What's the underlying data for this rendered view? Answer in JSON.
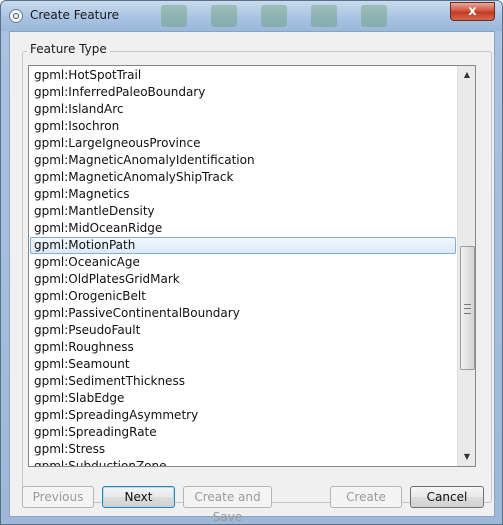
{
  "window": {
    "title": "Create Feature",
    "close_label": "x"
  },
  "group": {
    "title": "Feature Type"
  },
  "feature_list": {
    "selected_index": 10,
    "items": [
      {
        "label": "gpml:HotSpotTrail"
      },
      {
        "label": "gpml:InferredPaleoBoundary"
      },
      {
        "label": "gpml:IslandArc"
      },
      {
        "label": "gpml:Isochron"
      },
      {
        "label": "gpml:LargeIgneousProvince"
      },
      {
        "label": "gpml:MagneticAnomalyIdentification"
      },
      {
        "label": "gpml:MagneticAnomalyShipTrack"
      },
      {
        "label": "gpml:Magnetics"
      },
      {
        "label": "gpml:MantleDensity"
      },
      {
        "label": "gpml:MidOceanRidge"
      },
      {
        "label": "gpml:MotionPath"
      },
      {
        "label": "gpml:OceanicAge"
      },
      {
        "label": "gpml:OldPlatesGridMark"
      },
      {
        "label": "gpml:OrogenicBelt"
      },
      {
        "label": "gpml:PassiveContinentalBoundary"
      },
      {
        "label": "gpml:PseudoFault"
      },
      {
        "label": "gpml:Roughness"
      },
      {
        "label": "gpml:Seamount"
      },
      {
        "label": "gpml:SedimentThickness"
      },
      {
        "label": "gpml:SlabEdge"
      },
      {
        "label": "gpml:SpreadingAsymmetry"
      },
      {
        "label": "gpml:SpreadingRate"
      },
      {
        "label": "gpml:Stress"
      },
      {
        "label": "gpml:SubductionZone"
      }
    ]
  },
  "buttons": {
    "previous": "Previous",
    "next": "Next",
    "create_and_save": "Create and Save",
    "create": "Create",
    "cancel": "Cancel"
  }
}
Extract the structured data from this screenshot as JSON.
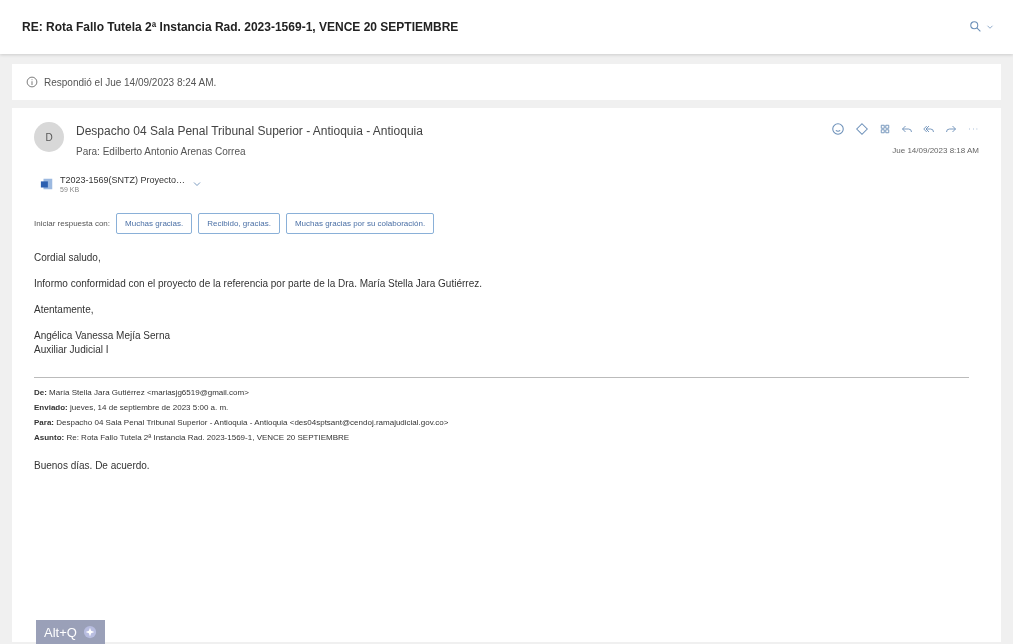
{
  "header": {
    "title": "RE: Rota Fallo Tutela 2ª Instancia Rad. 2023-1569-1, VENCE 20 SEPTIEMBRE"
  },
  "reply_notice": "Respondió el Jue 14/09/2023 8:24 AM.",
  "message": {
    "avatar": "D",
    "sender": "Despacho 04 Sala Penal Tribunal Superior - Antioquia - Antioquia",
    "to": "Para: Edilberto Antonio Arenas Correa",
    "date": "Jue 14/09/2023 8:18 AM",
    "attachment": {
      "name": "T2023-1569(SNTZ) Proyecto…",
      "size": "59 KB"
    },
    "quick_replies_label": "Iniciar respuesta con:",
    "quick_replies": [
      "Muchas gracias.",
      "Recibido, gracias.",
      "Muchas gracias por su colaboración."
    ],
    "body": [
      "Cordial saludo,",
      "Informo conformidad con el proyecto de la referencia por parte de la Dra. María Stella Jara Gutiérrez.",
      "Atentamente,"
    ],
    "signature": [
      "Angélica Vanessa Mejía Serna",
      "Auxiliar Judicial I"
    ],
    "quoted_header": [
      "**De:** María Stella Jara Gutiérrez <mariasjg6519@gmail.com>",
      "**Enviado:** jueves, 14 de septiembre de 2023 5:00 a. m.",
      "**Para:** Despacho 04 Sala Penal Tribunal Superior - Antioquia - Antioquia <des04sptsant@cendoj.ramajudicial.gov.co>",
      "**Asunto:** Re: Rota Fallo Tutela 2ª Instancia Rad. 2023-1569-1, VENCE 20 SEPTIEMBRE"
    ],
    "quoted_body": [
      "Buenos días. De acuerdo."
    ]
  },
  "shortcut_badge": "Alt+Q"
}
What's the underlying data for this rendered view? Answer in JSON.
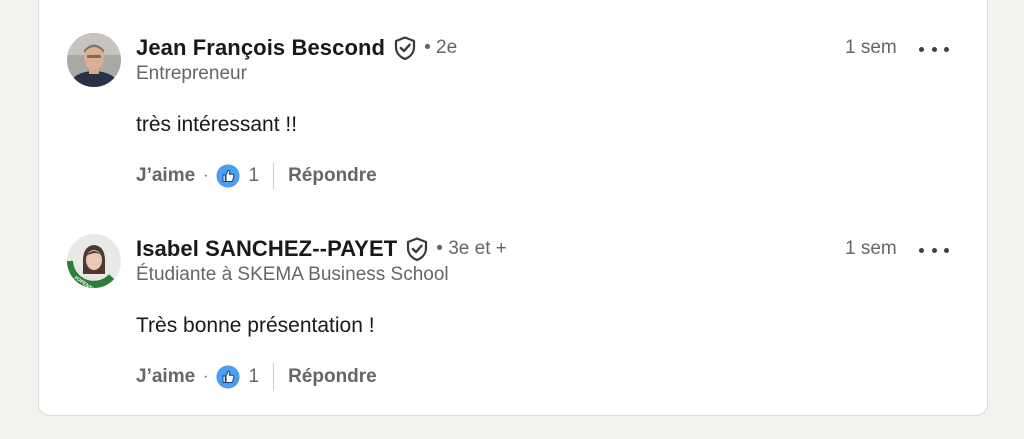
{
  "colors": {
    "background": "#f4f2ee",
    "card": "#ffffff",
    "text_primary": "#191919",
    "text_secondary": "#666666",
    "like_blue": "#378fe9",
    "badge_green": "#2e7d3a"
  },
  "comments": [
    {
      "author": "Jean François Bescond",
      "verified_icon": "shield-check-icon",
      "degree": "• 2e",
      "headline": "Entrepreneur",
      "time": "1 sem",
      "menu_icon": "more-horizontal-icon",
      "text": "très intéressant !!",
      "like_label": "J’aime",
      "separator": "·",
      "reaction_icon": "like-reaction-icon",
      "reaction_count": "1",
      "reply_label": "Répondre"
    },
    {
      "author": "Isabel SANCHEZ--PAYET",
      "verified_icon": "shield-check-icon",
      "degree": "• 3e et +",
      "headline": "Étudiante à SKEMA Business School",
      "time": "1 sem",
      "menu_icon": "more-horizontal-icon",
      "text": "Très bonne présentation !",
      "like_label": "J’aime",
      "separator": "·",
      "reaction_icon": "like-reaction-icon",
      "reaction_count": "1",
      "reply_label": "Répondre",
      "avatar_badge": "#OPENTOWORK"
    }
  ]
}
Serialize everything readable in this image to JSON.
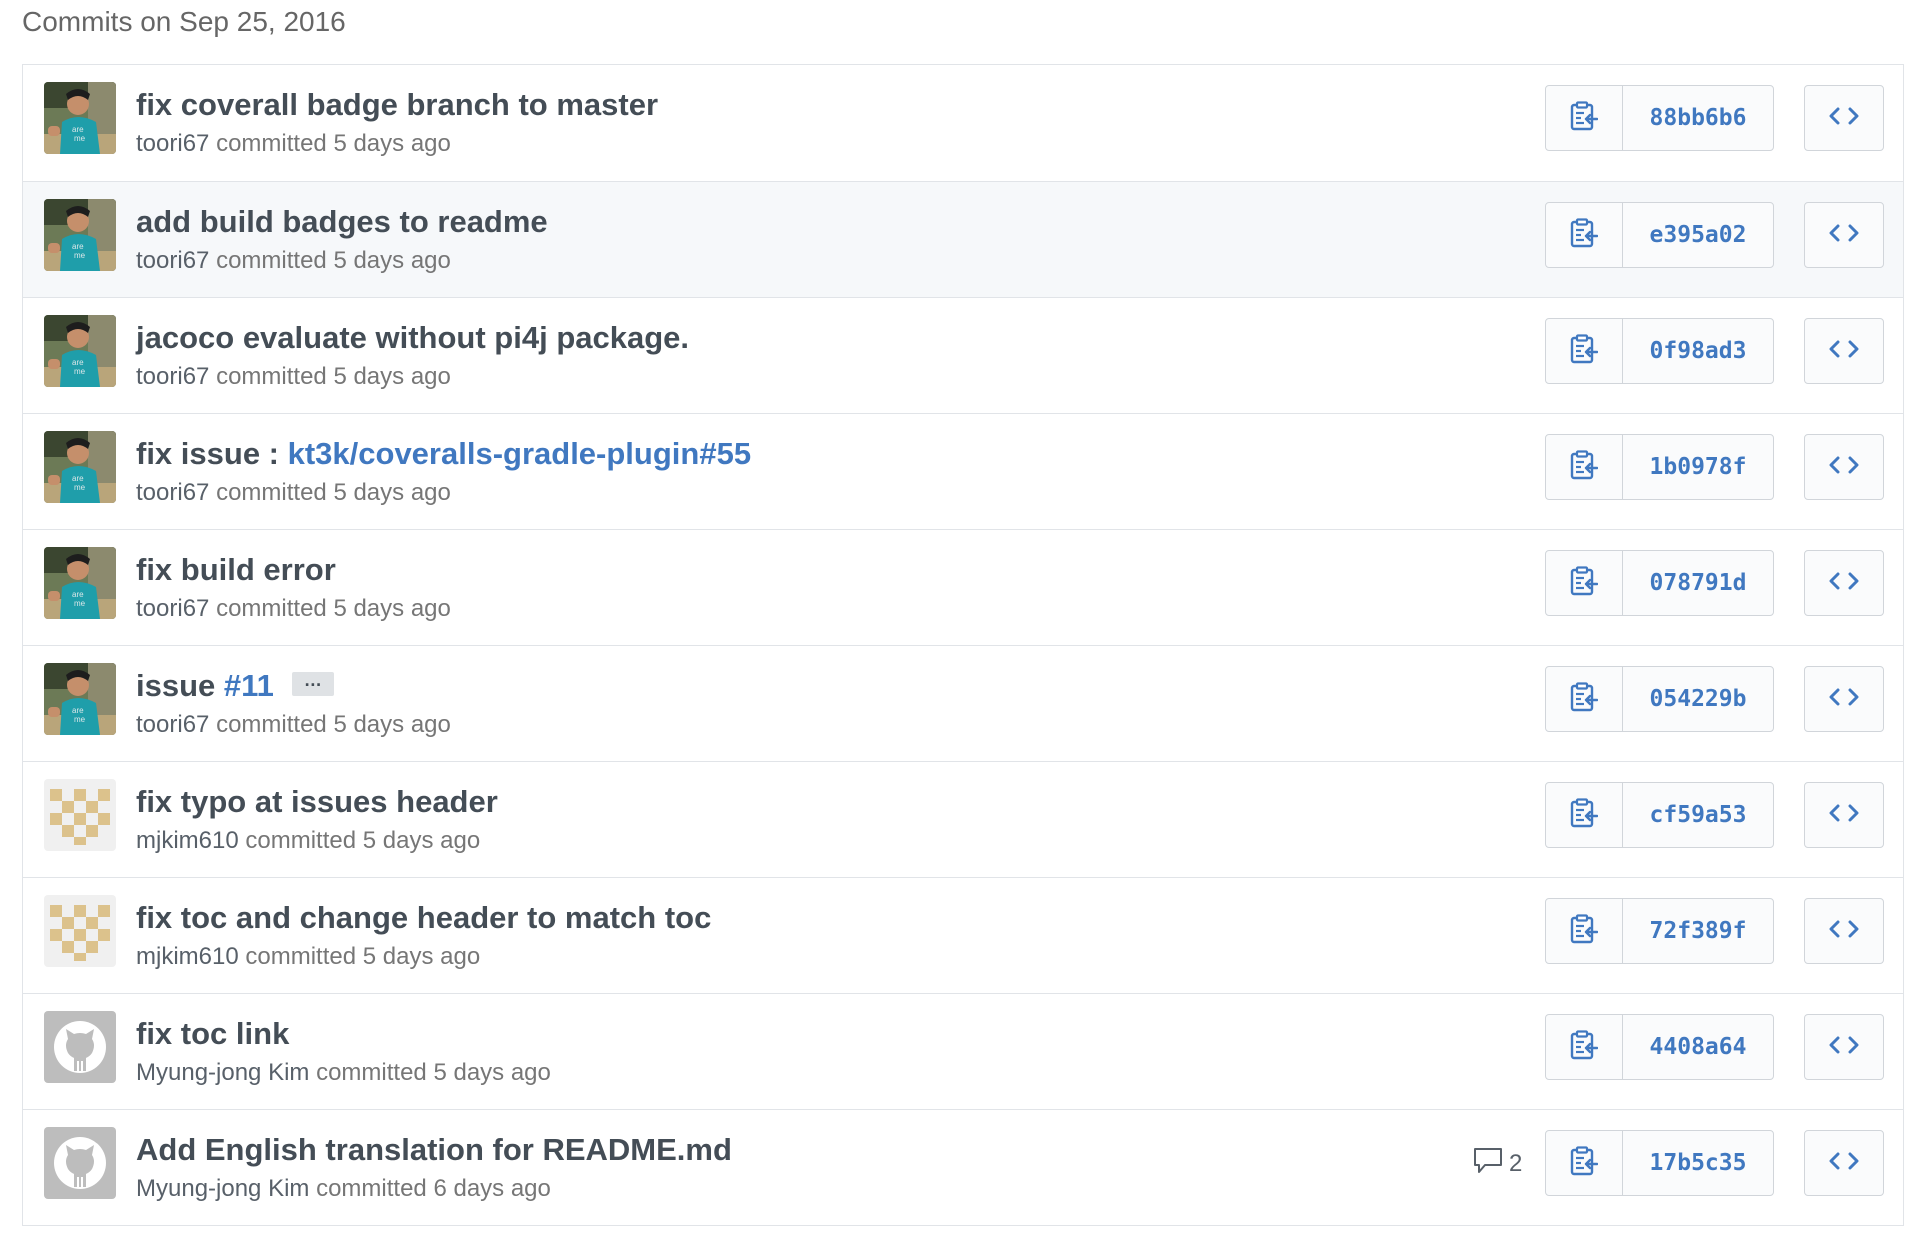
{
  "date_header": "Commits on Sep 25, 2016",
  "committed_word": "committed",
  "commits": [
    {
      "title": "fix coverall badge branch to master",
      "title_link": "",
      "author": "toori67",
      "time": "5 days ago",
      "sha": "88bb6b6",
      "avatar": "photo",
      "comments": ""
    },
    {
      "title": "add build badges to readme",
      "title_link": "",
      "author": "toori67",
      "time": "5 days ago",
      "sha": "e395a02",
      "avatar": "photo",
      "comments": ""
    },
    {
      "title": "jacoco evaluate without pi4j package.",
      "title_link": "",
      "author": "toori67",
      "time": "5 days ago",
      "sha": "0f98ad3",
      "avatar": "photo",
      "comments": ""
    },
    {
      "title": "fix issue : ",
      "title_link": "kt3k/coveralls-gradle-plugin#55",
      "author": "toori67",
      "time": "5 days ago",
      "sha": "1b0978f",
      "avatar": "photo",
      "comments": ""
    },
    {
      "title": "fix build error",
      "title_link": "",
      "author": "toori67",
      "time": "5 days ago",
      "sha": "078791d",
      "avatar": "photo",
      "comments": ""
    },
    {
      "title": "issue ",
      "title_link": "#11",
      "author": "toori67",
      "time": "5 days ago",
      "sha": "054229b",
      "avatar": "photo",
      "comments": "",
      "has_ellipsis": true,
      "ellipsis": "…"
    },
    {
      "title": "fix typo at issues header",
      "title_link": "",
      "author": "mjkim610",
      "time": "5 days ago",
      "sha": "cf59a53",
      "avatar": "identicon",
      "comments": ""
    },
    {
      "title": "fix toc and change header to match toc",
      "title_link": "",
      "author": "mjkim610",
      "time": "5 days ago",
      "sha": "72f389f",
      "avatar": "identicon",
      "comments": ""
    },
    {
      "title": "fix toc link",
      "title_link": "",
      "author": "Myung-jong Kim",
      "time": "5 days ago",
      "sha": "4408a64",
      "avatar": "octocat",
      "comments": ""
    },
    {
      "title": "Add English translation for README.md",
      "title_link": "",
      "author": "Myung-jong Kim",
      "time": "6 days ago",
      "sha": "17b5c35",
      "avatar": "octocat",
      "comments": "2"
    }
  ],
  "icons": {
    "copy": "clipboard-icon",
    "browse": "code-icon",
    "comment": "comment-icon"
  },
  "colors": {
    "link": "#4078c0",
    "title": "#444d56",
    "meta": "#767676",
    "border": "#e1e4e8",
    "highlight_row": "#f6f8fa",
    "identicon": "#dcc28c"
  }
}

---+---

- Goal: Look through the entries above and report each line where the string "this" occurs.

- Correct result:
What's the underlying data for this rendered view? Answer in JSON.
Extract the structured data from this screenshot as JSON.
What's the underlying data for this rendered view? Answer in JSON.
Serialize everything readable in this image to JSON.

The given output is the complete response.